WORK TO BE COMPLETED —
Copy out the lines that have "представитель" in them.

AVAILABLE DATA —
▽

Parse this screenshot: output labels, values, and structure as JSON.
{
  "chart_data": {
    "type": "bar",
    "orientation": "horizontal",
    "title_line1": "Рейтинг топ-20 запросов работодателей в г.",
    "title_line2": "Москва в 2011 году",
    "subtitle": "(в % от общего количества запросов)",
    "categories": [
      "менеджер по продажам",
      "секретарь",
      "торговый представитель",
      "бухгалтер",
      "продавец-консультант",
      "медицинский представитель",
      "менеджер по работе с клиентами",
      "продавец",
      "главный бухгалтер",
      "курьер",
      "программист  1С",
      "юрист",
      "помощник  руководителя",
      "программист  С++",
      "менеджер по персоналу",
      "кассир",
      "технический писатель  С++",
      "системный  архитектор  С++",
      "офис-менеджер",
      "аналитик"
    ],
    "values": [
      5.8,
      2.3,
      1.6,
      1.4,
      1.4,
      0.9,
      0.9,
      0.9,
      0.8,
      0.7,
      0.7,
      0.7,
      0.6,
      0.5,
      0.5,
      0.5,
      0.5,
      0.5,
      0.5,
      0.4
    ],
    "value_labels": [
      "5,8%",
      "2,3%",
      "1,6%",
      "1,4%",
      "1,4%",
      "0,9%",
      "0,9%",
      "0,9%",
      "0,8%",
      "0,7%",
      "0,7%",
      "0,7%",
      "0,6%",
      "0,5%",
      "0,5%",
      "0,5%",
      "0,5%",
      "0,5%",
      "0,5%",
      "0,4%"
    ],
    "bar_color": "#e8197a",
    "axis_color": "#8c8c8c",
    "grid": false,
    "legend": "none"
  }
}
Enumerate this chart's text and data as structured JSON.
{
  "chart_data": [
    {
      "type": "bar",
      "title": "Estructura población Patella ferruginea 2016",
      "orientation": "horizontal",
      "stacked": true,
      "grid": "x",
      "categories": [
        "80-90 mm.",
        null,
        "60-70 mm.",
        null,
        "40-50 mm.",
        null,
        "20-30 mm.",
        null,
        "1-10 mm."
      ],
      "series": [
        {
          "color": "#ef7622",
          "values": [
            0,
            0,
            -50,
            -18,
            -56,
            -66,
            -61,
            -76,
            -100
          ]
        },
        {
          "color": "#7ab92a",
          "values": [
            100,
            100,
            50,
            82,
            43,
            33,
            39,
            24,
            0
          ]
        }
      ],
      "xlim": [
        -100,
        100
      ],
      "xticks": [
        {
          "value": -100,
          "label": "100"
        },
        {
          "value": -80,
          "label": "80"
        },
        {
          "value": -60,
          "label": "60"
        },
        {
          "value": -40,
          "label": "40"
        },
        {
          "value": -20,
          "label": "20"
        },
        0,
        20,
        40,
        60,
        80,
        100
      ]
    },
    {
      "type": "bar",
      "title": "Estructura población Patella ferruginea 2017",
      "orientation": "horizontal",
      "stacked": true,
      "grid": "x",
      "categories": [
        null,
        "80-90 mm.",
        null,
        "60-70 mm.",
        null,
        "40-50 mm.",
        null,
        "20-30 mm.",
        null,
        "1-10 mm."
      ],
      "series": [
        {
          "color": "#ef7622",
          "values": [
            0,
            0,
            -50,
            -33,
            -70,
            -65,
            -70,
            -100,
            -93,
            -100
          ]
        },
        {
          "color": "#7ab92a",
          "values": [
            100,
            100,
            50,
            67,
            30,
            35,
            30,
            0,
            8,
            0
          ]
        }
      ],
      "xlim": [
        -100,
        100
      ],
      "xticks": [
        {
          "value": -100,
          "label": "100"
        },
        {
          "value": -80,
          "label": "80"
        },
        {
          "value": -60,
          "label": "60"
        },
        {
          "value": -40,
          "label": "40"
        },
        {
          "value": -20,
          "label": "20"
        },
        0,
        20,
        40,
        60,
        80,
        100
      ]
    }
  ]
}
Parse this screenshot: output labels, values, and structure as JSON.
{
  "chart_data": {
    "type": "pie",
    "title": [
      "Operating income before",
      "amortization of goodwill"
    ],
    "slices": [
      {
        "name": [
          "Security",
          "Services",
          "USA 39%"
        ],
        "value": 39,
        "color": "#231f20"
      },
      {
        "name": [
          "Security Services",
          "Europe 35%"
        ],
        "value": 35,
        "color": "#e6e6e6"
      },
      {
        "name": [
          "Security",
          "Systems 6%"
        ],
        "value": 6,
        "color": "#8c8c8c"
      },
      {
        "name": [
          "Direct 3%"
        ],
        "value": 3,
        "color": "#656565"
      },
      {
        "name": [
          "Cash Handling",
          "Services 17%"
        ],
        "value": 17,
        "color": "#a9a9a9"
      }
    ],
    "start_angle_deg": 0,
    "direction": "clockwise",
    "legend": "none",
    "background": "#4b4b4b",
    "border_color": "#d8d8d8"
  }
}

△

FULL SOLUTION —
      "торговый представитель",
      "медицинский представитель",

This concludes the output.